WHAT TO PRODUCE
Copy all lines that contain the word "this".

[Dataset items]
******************************
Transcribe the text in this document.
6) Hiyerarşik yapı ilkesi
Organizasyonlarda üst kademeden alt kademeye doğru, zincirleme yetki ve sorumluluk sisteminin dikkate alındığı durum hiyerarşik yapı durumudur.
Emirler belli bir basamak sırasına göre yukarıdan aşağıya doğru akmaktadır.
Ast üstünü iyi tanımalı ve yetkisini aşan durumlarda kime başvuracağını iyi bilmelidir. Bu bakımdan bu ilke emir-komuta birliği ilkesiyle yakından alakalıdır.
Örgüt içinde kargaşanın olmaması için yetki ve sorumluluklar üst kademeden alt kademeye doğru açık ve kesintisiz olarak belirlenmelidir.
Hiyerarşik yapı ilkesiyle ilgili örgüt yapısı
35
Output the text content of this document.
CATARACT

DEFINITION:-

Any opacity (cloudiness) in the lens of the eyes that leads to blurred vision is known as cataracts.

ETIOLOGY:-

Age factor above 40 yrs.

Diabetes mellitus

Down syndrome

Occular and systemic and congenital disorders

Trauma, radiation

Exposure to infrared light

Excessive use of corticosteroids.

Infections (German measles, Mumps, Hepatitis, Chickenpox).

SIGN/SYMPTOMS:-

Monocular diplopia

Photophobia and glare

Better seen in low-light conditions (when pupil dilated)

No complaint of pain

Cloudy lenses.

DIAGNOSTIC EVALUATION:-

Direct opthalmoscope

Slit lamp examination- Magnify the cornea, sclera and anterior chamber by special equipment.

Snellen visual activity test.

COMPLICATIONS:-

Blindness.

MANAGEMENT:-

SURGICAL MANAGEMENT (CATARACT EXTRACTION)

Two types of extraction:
******************************
COMPLETED TASK
Transcribe the text in this document.
Output the text content of this document.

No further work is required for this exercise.